### [SOURCE PASSAGE]
↓↓↓
Honestly, you couldn't make it up, could you? If you put this all in a work of fiction you would be accused of being far-fetched. But these were only the starting positions.
Passionate political divisions.
Despite the close confinement of their early upbringing such was the strength of their later diverse and passionately held beliefs that great rifts occurred between the sisters; rifts that in some cases were never healed, even by death. Diana, the celebrated society beauty committed the ultimate indiscretion and fell in love with Sir Oswald Mosley, a famous British Fascist politician of the 1930's and left her husband to live with him.
Such a polarisation of beliefs in one family led to irreconcilable differences between Decca, whose Communist ideals had bizarrely and dangerously led her to America during the McCarthy era, and the pro-Nazi's in the family, Muv, Unity, Diana and Tom. They had taken tea with Hitler and found him to be gentlemanly and thoughtful and because of their blinkered opinions formed of him at that time, just before the 2nd World War, they would never admit to his later villainy.
Controversially, they even held to the belief that Winston Churchill was the warmonger who had plunged the country into war. This stance of course made them much disliked by the British public, especially Unity, Diana and Mosley.
Unity, however, was unaware of the public's dislike of her after the war for as soon as war had been declared she had walked into a German park and shot herself in the head. Miraculously, despite the bullet passing through her brain she lived and was nursed in a German hospital until she was well enough to travel back to Britain, courtesy of Hitler who seems to have genuinely cared about her. She was left mentally impaired and lived the rest of her short life being taken care of by her mother who had finally separated from their father after all those years of marriage.
↑↑↑
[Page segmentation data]
↓↓↓
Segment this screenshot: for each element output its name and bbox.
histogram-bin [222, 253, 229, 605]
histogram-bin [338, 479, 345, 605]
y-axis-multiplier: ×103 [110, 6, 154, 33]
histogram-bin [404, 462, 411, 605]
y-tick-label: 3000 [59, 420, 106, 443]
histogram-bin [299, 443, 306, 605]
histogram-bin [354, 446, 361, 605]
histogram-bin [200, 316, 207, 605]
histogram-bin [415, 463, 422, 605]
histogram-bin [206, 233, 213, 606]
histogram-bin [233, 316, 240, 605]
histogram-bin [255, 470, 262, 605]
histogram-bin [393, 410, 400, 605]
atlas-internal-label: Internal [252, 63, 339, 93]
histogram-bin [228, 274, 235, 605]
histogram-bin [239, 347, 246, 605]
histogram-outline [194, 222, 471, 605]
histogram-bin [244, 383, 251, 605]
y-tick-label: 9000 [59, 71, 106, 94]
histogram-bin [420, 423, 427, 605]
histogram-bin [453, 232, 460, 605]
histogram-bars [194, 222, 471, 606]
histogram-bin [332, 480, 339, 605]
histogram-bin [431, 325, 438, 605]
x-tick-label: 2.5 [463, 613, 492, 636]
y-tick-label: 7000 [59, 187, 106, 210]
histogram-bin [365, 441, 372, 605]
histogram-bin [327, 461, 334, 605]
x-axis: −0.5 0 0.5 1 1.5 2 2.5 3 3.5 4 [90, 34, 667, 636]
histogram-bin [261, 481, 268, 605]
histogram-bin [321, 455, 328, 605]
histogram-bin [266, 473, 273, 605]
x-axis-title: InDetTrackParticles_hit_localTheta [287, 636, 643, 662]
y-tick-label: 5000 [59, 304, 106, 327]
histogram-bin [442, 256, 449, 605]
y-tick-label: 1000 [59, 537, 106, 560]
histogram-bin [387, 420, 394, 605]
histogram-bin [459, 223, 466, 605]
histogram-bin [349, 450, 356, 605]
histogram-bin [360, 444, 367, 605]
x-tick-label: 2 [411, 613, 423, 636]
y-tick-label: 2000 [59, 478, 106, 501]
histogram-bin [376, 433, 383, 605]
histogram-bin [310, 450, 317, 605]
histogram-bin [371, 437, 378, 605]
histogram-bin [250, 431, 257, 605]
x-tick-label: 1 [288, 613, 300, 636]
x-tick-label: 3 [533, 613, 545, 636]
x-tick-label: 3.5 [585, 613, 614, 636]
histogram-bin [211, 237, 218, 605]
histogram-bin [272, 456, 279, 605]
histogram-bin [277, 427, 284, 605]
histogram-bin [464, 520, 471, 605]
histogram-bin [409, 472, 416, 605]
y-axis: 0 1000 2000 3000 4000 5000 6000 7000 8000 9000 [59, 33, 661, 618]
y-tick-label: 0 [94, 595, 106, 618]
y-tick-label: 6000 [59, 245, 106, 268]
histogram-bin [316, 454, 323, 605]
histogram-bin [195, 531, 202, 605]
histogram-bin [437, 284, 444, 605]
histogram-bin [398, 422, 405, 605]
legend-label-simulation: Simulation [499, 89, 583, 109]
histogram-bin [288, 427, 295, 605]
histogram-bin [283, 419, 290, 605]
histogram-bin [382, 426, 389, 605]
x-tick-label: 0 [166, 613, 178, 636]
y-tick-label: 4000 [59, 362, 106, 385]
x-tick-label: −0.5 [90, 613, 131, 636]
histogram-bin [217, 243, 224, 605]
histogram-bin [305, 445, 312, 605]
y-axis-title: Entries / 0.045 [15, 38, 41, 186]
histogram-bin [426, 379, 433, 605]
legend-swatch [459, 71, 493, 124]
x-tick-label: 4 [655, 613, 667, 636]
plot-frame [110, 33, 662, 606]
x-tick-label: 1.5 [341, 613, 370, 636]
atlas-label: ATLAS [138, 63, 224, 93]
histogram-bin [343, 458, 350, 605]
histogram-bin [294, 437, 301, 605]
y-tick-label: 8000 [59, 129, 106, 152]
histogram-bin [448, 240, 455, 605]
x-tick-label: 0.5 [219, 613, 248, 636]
↑↑↑
### [QUESTIONS TO ANSWER]
1 – In the passage on the sisters' political divisions, whom did the pro-Nazi family members blame for plunging the country into war?
2 – Shorten the paragraph beginning "Unity, however, was unaware" in the passage on the sisters' political divisions, keeping its main facts.
3 – Write the next part of the passage on the sisters' political divisions, picking up after its final sentence.

### [RESPONSES PER TASK]
1 – Winston Churchill.

2 – Unity never knew of the public's dislike of her after the war, because as soon as war was declared she walked into a German park and shot herself in the head. She survived the bullet passing through her brain and was nursed in a German hospital until she could travel back to Britain, courtesy of Hitler, who seems to have genuinely cared about her. Left mentally impaired, she spent the rest of her short life in the care of her mother, who had finally separated from their father.

3 –
On the surface of it it seemed an amicable arrangement as Muv could perhaps no longer tolerate Farv's well known irascibility and Farv could not bear Muv's dedication to 'the filthy hun' as he termed the Germans. It seemed a sad and wasteful way to end a marriage and the 2nd Lord Redesdale comes across as a tragic figure in his last, lonely days.
Nancy for the most part had watched it all from the sidelines and after the war she left her serial seducer of a husband and went to live in France were she had a long-standing and ultimately unhappy relationship with de Gaulle's aide, Gaston Palewski. She wrote many witty and amusing novels which she shamelessly peopled with caricatures of her family and friends.
Decca, too, was not above using the family as the subject for some of her books though both of them wrote with exaggeration of their own, possibly flawed, remembrances rather than the truth. Even Diana and Debo went on to write books. Diana, loyal as ever to Mosley and his beliefs, wrote to explain what he had really meant and Debo wrote in support of Chatsworth, the stately home she and the Duke saved from ruin.
Deborah is the youngest, and only surviving Mitford girl, and as a shrewd businesswoman she continues to run the Chatsworth estate with her husband.
At the end of it all, and despite the gush of 'darlings' and loving nicknames, despite the lavish sentiments and witty bon mots and banter of all the recorded correspondence quoted in this book I came away from it not only aware of an unusual and complex family but also bemused by one that seemed to turn on one another with absolutely no compunction.
Each was, for the most part, so fixated on themselves that they seemed totally incapable of admitting they could ever be wrong about the past and one wonders if they did ever, could ever, say sorry to each other, even in private, even at the end of their lives.